• [Short task]: Take the material below and write it all out again exactly.

Records contained in a dataset:
========
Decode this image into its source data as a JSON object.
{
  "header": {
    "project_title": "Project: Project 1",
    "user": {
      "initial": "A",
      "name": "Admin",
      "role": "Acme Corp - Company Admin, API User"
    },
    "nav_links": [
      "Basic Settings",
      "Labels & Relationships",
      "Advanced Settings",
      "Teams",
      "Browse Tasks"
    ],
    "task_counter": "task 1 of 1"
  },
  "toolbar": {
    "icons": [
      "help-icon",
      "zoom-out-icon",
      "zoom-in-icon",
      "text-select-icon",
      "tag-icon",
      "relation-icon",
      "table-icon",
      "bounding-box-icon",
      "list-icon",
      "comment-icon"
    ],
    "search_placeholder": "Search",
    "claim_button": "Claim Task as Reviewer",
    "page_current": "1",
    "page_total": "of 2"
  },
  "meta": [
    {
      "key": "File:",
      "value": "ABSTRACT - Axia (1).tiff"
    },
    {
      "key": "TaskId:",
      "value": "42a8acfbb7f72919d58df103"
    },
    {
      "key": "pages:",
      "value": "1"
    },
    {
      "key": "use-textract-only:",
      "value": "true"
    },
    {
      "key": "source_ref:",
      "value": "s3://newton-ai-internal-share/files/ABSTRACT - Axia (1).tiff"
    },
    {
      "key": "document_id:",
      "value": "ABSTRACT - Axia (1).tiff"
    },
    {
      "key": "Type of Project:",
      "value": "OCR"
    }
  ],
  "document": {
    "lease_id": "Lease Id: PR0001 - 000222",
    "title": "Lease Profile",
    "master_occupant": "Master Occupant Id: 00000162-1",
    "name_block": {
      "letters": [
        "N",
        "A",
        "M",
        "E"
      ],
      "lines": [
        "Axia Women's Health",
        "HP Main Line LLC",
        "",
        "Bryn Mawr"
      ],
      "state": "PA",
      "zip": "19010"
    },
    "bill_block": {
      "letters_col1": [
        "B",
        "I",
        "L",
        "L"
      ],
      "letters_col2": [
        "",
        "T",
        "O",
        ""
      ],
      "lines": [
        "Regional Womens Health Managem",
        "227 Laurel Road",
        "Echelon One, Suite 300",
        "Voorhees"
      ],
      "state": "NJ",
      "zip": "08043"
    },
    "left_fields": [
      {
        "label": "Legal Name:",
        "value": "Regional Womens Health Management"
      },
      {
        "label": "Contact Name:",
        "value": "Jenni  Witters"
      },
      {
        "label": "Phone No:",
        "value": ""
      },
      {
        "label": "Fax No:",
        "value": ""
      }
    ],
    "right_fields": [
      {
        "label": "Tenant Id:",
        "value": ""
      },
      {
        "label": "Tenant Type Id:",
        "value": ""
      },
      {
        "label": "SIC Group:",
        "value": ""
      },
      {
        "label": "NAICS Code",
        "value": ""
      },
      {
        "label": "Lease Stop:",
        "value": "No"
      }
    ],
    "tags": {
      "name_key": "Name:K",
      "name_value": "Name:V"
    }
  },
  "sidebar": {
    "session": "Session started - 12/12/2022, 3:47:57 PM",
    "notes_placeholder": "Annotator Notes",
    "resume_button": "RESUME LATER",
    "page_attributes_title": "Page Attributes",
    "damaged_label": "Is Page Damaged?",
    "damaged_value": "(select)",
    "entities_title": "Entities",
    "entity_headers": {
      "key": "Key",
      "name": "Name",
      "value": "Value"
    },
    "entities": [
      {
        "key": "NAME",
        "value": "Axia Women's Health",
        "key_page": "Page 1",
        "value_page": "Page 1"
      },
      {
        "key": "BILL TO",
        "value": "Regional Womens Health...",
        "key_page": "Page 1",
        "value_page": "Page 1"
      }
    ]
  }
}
========
• [Solution for this problem]:
Decode this image into its source data as a JSON object.
{
  "header": {
    "project_title": "Project: Project 1",
    "user": {
      "initial": "A",
      "name": "Admin",
      "role": "Acme Corp - Company Admin, API User"
    },
    "nav_links": [
      "Basic Settings",
      "Labels & Relationships",
      "Advanced Settings",
      "Teams",
      "Browse Tasks"
    ],
    "task_counter": "task 1 of 1"
  },
  "toolbar": {
    "icons": [
      "help-icon",
      "zoom-out-icon",
      "zoom-in-icon",
      "text-select-icon",
      "tag-icon",
      "relation-icon",
      "table-icon",
      "bounding-box-icon",
      "list-icon",
      "comment-icon"
    ],
    "search_placeholder": "Search",
    "claim_button": "Claim Task as Reviewer",
    "page_current": "1",
    "page_total": "of 2"
  },
  "meta": [
    {
      "key": "File:",
      "value": "ABSTRACT - Axia (1).tiff"
    },
    {
      "key": "TaskId:",
      "value": "42a8acfbb7f72919d58df103"
    },
    {
      "key": "pages:",
      "value": "1"
    },
    {
      "key": "use-textract-only:",
      "value": "true"
    },
    {
      "key": "source_ref:",
      "value": "s3://newton-ai-internal-share/files/ABSTRACT - Axia (1).tiff"
    },
    {
      "key": "document_id:",
      "value": "ABSTRACT - Axia (1).tiff"
    },
    {
      "key": "Type of Project:",
      "value": "OCR"
    }
  ],
  "document": {
    "lease_id": "Lease Id: PR0001 - 000222",
    "title": "Lease Profile",
    "master_occupant": "Master Occupant Id: 00000162-1",
    "name_block": {
      "letters": [
        "N",
        "A",
        "M",
        "E"
      ],
      "lines": [
        "Axia Women's Health",
        "HP Main Line LLC",
        "",
        "Bryn Mawr"
      ],
      "state": "PA",
      "zip": "19010"
    },
    "bill_block": {
      "letters_col1": [
        "B",
        "I",
        "L",
        "L"
      ],
      "letters_col2": [
        "",
        "T",
        "O",
        ""
      ],
      "lines": [
        "Regional Womens Health Managem",
        "227 Laurel Road",
        "Echelon One, Suite 300",
        "Voorhees"
      ],
      "state": "NJ",
      "zip": "08043"
    },
    "left_fields": [
      {
        "label": "Legal Name:",
        "value": "Regional Womens Health Management"
      },
      {
        "label": "Contact Name:",
        "value": "Jenni  Witters"
      },
      {
        "label": "Phone No:",
        "value": ""
      },
      {
        "label": "Fax No:",
        "value": ""
      }
    ],
    "right_fields": [
      {
        "label": "Tenant Id:",
        "value": ""
      },
      {
        "label": "Tenant Type Id:",
        "value": ""
      },
      {
        "label": "SIC Group:",
        "value": ""
      },
      {
        "label": "NAICS Code",
        "value": ""
      },
      {
        "label": "Lease Stop:",
        "value": "No"
      }
    ],
    "tags": {
      "name_key": "Name:K",
      "name_value": "Name:V"
    }
  },
  "sidebar": {
    "session": "Session started - 12/12/2022, 3:47:57 PM",
    "notes_placeholder": "Annotator Notes",
    "resume_button": "RESUME LATER",
    "page_attributes_title": "Page Attributes",
    "damaged_label": "Is Page Damaged?",
    "damaged_value": "(select)",
    "entities_title": "Entities",
    "entity_headers": {
      "key": "Key",
      "name": "Name",
      "value": "Value"
    },
    "entities": [
      {
        "key": "NAME",
        "value": "Axia Women's Health",
        "key_page": "Page 1",
        "value_page": "Page 1"
      },
      {
        "key": "BILL TO",
        "value": "Regional Womens Health...",
        "key_page": "Page 1",
        "value_page": "Page 1"
      }
    ]
  }
}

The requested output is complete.